* [Record set]:
################

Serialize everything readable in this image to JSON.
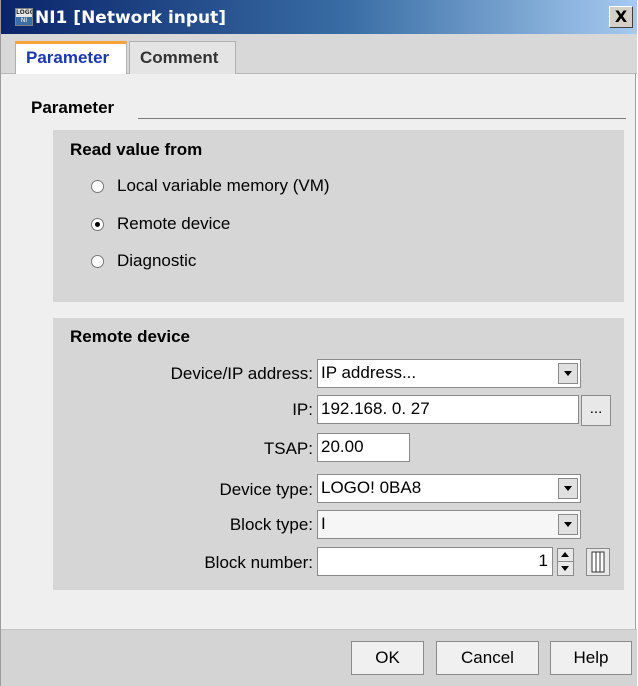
{
  "window": {
    "title": "NI1 [Network input]",
    "icon_text_top": "LOGO",
    "icon_text_bottom": "NI",
    "close_symbol": "X"
  },
  "tabs": [
    {
      "label": "Parameter",
      "active": true
    },
    {
      "label": "Comment",
      "active": false
    }
  ],
  "section": {
    "label": "Parameter"
  },
  "read_value": {
    "title": "Read value from",
    "options": [
      {
        "label": "Local variable memory (VM)",
        "selected": false
      },
      {
        "label": "Remote device",
        "selected": true
      },
      {
        "label": "Diagnostic",
        "selected": false
      }
    ]
  },
  "remote_device": {
    "title": "Remote device",
    "device_ip_label": "Device/IP address:",
    "device_ip_value": "IP address...",
    "ip_label": "IP:",
    "ip_value": "192.168.  0. 27",
    "ip_browse_label": "...",
    "tsap_label": "TSAP:",
    "tsap_value": "20.00",
    "device_type_label": "Device type:",
    "device_type_value": "LOGO! 0BA8",
    "block_type_label": "Block type:",
    "block_type_value": "I",
    "block_number_label": "Block number:",
    "block_number_value": "1"
  },
  "buttons": {
    "ok": "OK",
    "cancel": "Cancel",
    "help": "Help"
  },
  "colors": {
    "titlebar_start": "#0a246a",
    "titlebar_end": "#a6caf0",
    "active_tab_text": "#1a37b0",
    "active_tab_accent": "#f4a43a"
  },
  "icons": [
    "app-logo-icon",
    "close-icon",
    "dropdown-arrow-icon",
    "spinner-icon",
    "block-select-icon"
  ]
}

################

* [Task directions]: Copy the data character for character, but drop all pictures from the copy.

* [Solution to this exercise]:
Serialize everything readable in this image to JSON.
{
  "window": {
    "title": "NI1 [Network input]",
    "icon_text_top": "LOGO",
    "icon_text_bottom": "NI",
    "close_symbol": "X"
  },
  "tabs": [
    {
      "label": "Parameter",
      "active": true
    },
    {
      "label": "Comment",
      "active": false
    }
  ],
  "section": {
    "label": "Parameter"
  },
  "read_value": {
    "title": "Read value from",
    "options": [
      {
        "label": "Local variable memory (VM)",
        "selected": false
      },
      {
        "label": "Remote device",
        "selected": true
      },
      {
        "label": "Diagnostic",
        "selected": false
      }
    ]
  },
  "remote_device": {
    "title": "Remote device",
    "device_ip_label": "Device/IP address:",
    "device_ip_value": "IP address...",
    "ip_label": "IP:",
    "ip_value": "192.168.  0. 27",
    "ip_browse_label": "...",
    "tsap_label": "TSAP:",
    "tsap_value": "20.00",
    "device_type_label": "Device type:",
    "device_type_value": "LOGO! 0BA8",
    "block_type_label": "Block type:",
    "block_type_value": "I",
    "block_number_label": "Block number:",
    "block_number_value": "1"
  },
  "buttons": {
    "ok": "OK",
    "cancel": "Cancel",
    "help": "Help"
  },
  "colors": {
    "titlebar_start": "#0a246a",
    "titlebar_end": "#a6caf0",
    "active_tab_text": "#1a37b0",
    "active_tab_accent": "#f4a43a"
  },
  "icons": [
    "app-logo-icon",
    "close-icon",
    "dropdown-arrow-icon",
    "spinner-icon",
    "block-select-icon"
  ]
}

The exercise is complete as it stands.